> **Set exercise**: Identify the lines containing the word "Ganesha". Copy each one.

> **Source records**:
====
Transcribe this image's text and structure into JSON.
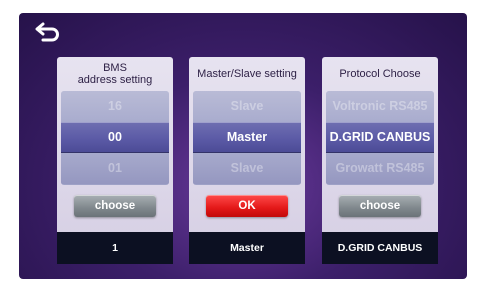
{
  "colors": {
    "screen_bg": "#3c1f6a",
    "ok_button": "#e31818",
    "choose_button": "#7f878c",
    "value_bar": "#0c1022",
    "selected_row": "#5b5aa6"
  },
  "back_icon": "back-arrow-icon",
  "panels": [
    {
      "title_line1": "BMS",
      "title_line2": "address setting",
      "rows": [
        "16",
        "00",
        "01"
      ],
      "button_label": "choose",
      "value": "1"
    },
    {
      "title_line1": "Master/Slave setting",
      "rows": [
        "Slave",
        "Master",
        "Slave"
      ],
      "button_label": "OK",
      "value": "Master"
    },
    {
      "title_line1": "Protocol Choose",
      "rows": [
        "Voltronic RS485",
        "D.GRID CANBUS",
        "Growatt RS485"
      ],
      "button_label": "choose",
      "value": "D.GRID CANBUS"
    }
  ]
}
====
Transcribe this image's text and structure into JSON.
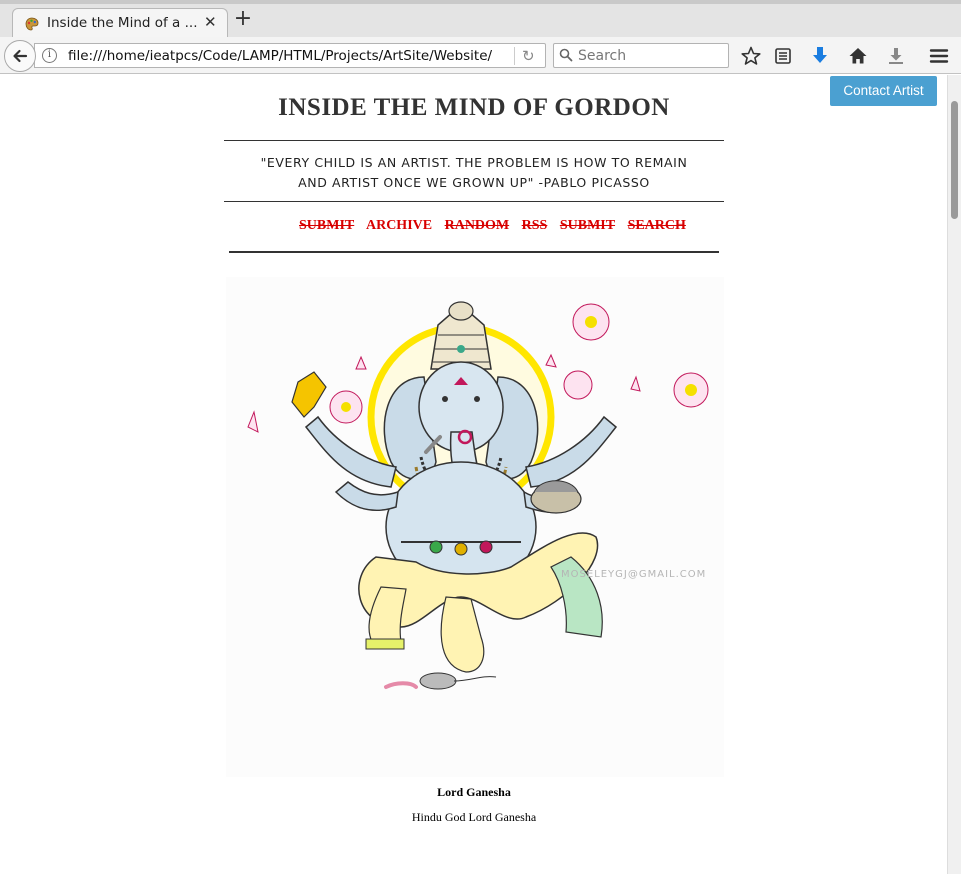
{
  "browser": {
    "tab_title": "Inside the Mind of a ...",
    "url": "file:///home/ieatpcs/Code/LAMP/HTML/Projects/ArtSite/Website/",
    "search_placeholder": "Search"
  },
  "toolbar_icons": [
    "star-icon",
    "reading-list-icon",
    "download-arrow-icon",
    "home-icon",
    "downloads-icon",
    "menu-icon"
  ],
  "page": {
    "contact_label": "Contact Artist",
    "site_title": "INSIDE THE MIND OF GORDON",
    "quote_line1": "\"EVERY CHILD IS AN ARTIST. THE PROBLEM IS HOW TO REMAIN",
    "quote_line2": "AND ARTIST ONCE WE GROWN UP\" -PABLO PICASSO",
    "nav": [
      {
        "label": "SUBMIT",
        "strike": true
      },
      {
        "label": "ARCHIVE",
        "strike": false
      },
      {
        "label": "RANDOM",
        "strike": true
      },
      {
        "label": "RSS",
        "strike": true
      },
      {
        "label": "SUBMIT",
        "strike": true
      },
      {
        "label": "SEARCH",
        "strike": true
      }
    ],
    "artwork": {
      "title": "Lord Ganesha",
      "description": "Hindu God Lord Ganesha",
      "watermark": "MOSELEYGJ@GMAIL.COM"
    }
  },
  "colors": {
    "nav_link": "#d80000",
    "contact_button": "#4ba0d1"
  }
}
====
> **The response**:
      "title": "Lord Ganesha",
      "description": "Hindu God Lord Ganesha",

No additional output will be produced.